Source data
-- -- --

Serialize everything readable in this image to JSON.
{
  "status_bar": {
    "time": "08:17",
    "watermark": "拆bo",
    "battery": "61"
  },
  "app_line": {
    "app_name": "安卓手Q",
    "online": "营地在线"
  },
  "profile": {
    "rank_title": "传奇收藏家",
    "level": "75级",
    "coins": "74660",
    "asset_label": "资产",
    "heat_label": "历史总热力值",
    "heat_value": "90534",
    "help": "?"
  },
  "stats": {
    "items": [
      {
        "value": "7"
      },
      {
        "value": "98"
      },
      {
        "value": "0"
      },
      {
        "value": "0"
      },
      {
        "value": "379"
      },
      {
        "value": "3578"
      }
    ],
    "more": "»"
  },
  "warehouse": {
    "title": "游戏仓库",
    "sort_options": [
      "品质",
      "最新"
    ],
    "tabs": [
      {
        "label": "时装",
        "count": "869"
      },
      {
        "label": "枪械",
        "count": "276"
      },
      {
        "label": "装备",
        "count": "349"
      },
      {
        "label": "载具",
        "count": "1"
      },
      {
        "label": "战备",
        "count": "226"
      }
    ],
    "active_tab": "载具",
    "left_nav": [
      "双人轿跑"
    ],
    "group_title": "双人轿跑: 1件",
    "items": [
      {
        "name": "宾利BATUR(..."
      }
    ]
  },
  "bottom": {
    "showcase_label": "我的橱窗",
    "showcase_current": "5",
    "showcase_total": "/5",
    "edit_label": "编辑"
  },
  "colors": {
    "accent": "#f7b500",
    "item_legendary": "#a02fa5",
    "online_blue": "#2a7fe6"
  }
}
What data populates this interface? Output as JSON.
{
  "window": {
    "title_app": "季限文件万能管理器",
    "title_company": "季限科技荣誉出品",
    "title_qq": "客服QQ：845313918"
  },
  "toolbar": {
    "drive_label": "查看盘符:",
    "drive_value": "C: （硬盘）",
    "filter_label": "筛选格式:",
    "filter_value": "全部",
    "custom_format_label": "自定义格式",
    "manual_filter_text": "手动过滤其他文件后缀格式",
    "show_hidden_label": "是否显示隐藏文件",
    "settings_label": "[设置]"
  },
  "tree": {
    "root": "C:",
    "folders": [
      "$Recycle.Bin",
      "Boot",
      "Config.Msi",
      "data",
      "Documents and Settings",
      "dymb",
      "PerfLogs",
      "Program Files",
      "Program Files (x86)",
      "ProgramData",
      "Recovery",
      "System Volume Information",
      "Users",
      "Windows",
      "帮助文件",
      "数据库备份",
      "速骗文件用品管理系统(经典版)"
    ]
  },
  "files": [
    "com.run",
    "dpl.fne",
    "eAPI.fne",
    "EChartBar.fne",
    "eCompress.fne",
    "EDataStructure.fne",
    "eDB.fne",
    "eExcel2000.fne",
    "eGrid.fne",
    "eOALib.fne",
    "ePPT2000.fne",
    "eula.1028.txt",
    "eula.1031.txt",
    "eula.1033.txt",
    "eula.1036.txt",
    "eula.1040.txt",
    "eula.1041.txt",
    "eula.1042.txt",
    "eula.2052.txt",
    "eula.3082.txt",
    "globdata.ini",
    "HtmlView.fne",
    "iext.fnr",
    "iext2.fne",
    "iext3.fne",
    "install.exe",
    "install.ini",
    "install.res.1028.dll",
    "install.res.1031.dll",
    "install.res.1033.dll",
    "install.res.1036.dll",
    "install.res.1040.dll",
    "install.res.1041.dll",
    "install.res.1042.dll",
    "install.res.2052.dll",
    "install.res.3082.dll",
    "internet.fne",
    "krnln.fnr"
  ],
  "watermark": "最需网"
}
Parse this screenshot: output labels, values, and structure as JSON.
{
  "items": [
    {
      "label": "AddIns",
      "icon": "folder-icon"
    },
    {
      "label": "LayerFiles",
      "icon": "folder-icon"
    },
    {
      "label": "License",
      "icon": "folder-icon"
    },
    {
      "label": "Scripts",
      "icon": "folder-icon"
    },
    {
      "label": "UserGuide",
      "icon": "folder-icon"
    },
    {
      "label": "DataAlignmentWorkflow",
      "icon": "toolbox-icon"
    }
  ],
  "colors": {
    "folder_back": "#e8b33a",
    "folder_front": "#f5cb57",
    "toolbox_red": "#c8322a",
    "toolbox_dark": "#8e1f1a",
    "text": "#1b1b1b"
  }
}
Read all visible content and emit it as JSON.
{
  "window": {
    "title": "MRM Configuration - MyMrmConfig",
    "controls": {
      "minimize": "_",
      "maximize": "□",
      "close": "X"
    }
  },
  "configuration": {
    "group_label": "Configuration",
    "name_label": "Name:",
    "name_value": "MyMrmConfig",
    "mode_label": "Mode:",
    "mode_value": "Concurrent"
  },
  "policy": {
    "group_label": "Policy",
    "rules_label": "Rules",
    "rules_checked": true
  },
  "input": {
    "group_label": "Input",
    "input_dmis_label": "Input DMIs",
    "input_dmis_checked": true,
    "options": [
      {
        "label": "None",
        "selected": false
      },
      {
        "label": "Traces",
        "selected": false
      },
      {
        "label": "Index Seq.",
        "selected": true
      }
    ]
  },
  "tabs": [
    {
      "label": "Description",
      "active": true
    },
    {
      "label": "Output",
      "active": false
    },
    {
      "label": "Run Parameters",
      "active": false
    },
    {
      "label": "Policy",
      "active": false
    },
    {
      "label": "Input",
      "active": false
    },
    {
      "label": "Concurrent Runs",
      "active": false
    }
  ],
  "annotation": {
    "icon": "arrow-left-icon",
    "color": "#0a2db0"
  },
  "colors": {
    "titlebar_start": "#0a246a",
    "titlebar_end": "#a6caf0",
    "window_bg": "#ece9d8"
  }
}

-- -- --

GOAL
Each record must be repeated exactly as it is.

TASK SOLUTION
Serialize everything readable in this image to JSON.
{
  "status_bar": {
    "time": "08:17",
    "watermark": "拆bo",
    "battery": "61"
  },
  "app_line": {
    "app_name": "安卓手Q",
    "online": "营地在线"
  },
  "profile": {
    "rank_title": "传奇收藏家",
    "level": "75级",
    "coins": "74660",
    "asset_label": "资产",
    "heat_label": "历史总热力值",
    "heat_value": "90534",
    "help": "?"
  },
  "stats": {
    "items": [
      {
        "value": "7"
      },
      {
        "value": "98"
      },
      {
        "value": "0"
      },
      {
        "value": "0"
      },
      {
        "value": "379"
      },
      {
        "value": "3578"
      }
    ],
    "more": "»"
  },
  "warehouse": {
    "title": "游戏仓库",
    "sort_options": [
      "品质",
      "最新"
    ],
    "tabs": [
      {
        "label": "时装",
        "count": "869"
      },
      {
        "label": "枪械",
        "count": "276"
      },
      {
        "label": "装备",
        "count": "349"
      },
      {
        "label": "载具",
        "count": "1"
      },
      {
        "label": "战备",
        "count": "226"
      }
    ],
    "active_tab": "载具",
    "left_nav": [
      "双人轿跑"
    ],
    "group_title": "双人轿跑: 1件",
    "items": [
      {
        "name": "宾利BATUR(..."
      }
    ]
  },
  "bottom": {
    "showcase_label": "我的橱窗",
    "showcase_current": "5",
    "showcase_total": "/5",
    "edit_label": "编辑"
  },
  "colors": {
    "accent": "#f7b500",
    "item_legendary": "#a02fa5",
    "online_blue": "#2a7fe6"
  }
}
What data populates this interface? Output as JSON.
{
  "window": {
    "title_app": "季限文件万能管理器",
    "title_company": "季限科技荣誉出品",
    "title_qq": "客服QQ：845313918"
  },
  "toolbar": {
    "drive_label": "查看盘符:",
    "drive_value": "C: （硬盘）",
    "filter_label": "筛选格式:",
    "filter_value": "全部",
    "custom_format_label": "自定义格式",
    "manual_filter_text": "手动过滤其他文件后缀格式",
    "show_hidden_label": "是否显示隐藏文件",
    "settings_label": "[设置]"
  },
  "tree": {
    "root": "C:",
    "folders": [
      "$Recycle.Bin",
      "Boot",
      "Config.Msi",
      "data",
      "Documents and Settings",
      "dymb",
      "PerfLogs",
      "Program Files",
      "Program Files (x86)",
      "ProgramData",
      "Recovery",
      "System Volume Information",
      "Users",
      "Windows",
      "帮助文件",
      "数据库备份",
      "速骗文件用品管理系统(经典版)"
    ]
  },
  "files": [
    "com.run",
    "dpl.fne",
    "eAPI.fne",
    "EChartBar.fne",
    "eCompress.fne",
    "EDataStructure.fne",
    "eDB.fne",
    "eExcel2000.fne",
    "eGrid.fne",
    "eOALib.fne",
    "ePPT2000.fne",
    "eula.1028.txt",
    "eula.1031.txt",
    "eula.1033.txt",
    "eula.1036.txt",
    "eula.1040.txt",
    "eula.1041.txt",
    "eula.1042.txt",
    "eula.2052.txt",
    "eula.3082.txt",
    "globdata.ini",
    "HtmlView.fne",
    "iext.fnr",
    "iext2.fne",
    "iext3.fne",
    "install.exe",
    "install.ini",
    "install.res.1028.dll",
    "install.res.1031.dll",
    "install.res.1033.dll",
    "install.res.1036.dll",
    "install.res.1040.dll",
    "install.res.1041.dll",
    "install.res.1042.dll",
    "install.res.2052.dll",
    "install.res.3082.dll",
    "internet.fne",
    "krnln.fnr"
  ],
  "watermark": "最需网"
}
Parse this screenshot: output labels, values, and structure as JSON.
{
  "items": [
    {
      "label": "AddIns",
      "icon": "folder-icon"
    },
    {
      "label": "LayerFiles",
      "icon": "folder-icon"
    },
    {
      "label": "License",
      "icon": "folder-icon"
    },
    {
      "label": "Scripts",
      "icon": "folder-icon"
    },
    {
      "label": "UserGuide",
      "icon": "folder-icon"
    },
    {
      "label": "DataAlignmentWorkflow",
      "icon": "toolbox-icon"
    }
  ],
  "colors": {
    "folder_back": "#e8b33a",
    "folder_front": "#f5cb57",
    "toolbox_red": "#c8322a",
    "toolbox_dark": "#8e1f1a",
    "text": "#1b1b1b"
  }
}
Read all visible content and emit it as JSON.
{
  "window": {
    "title": "MRM Configuration - MyMrmConfig",
    "controls": {
      "minimize": "_",
      "maximize": "□",
      "close": "X"
    }
  },
  "configuration": {
    "group_label": "Configuration",
    "name_label": "Name:",
    "name_value": "MyMrmConfig",
    "mode_label": "Mode:",
    "mode_value": "Concurrent"
  },
  "policy": {
    "group_label": "Policy",
    "rules_label": "Rules",
    "rules_checked": true
  },
  "input": {
    "group_label": "Input",
    "input_dmis_label": "Input DMIs",
    "input_dmis_checked": true,
    "options": [
      {
        "label": "None",
        "selected": false
      },
      {
        "label": "Traces",
        "selected": false
      },
      {
        "label": "Index Seq.",
        "selected": true
      }
    ]
  },
  "tabs": [
    {
      "label": "Description",
      "active": true
    },
    {
      "label": "Output",
      "active": false
    },
    {
      "label": "Run Parameters",
      "active": false
    },
    {
      "label": "Policy",
      "active": false
    },
    {
      "label": "Input",
      "active": false
    },
    {
      "label": "Concurrent Runs",
      "active": false
    }
  ],
  "annotation": {
    "icon": "arrow-left-icon",
    "color": "#0a2db0"
  },
  "colors": {
    "titlebar_start": "#0a246a",
    "titlebar_end": "#a6caf0",
    "window_bg": "#ece9d8"
  }
}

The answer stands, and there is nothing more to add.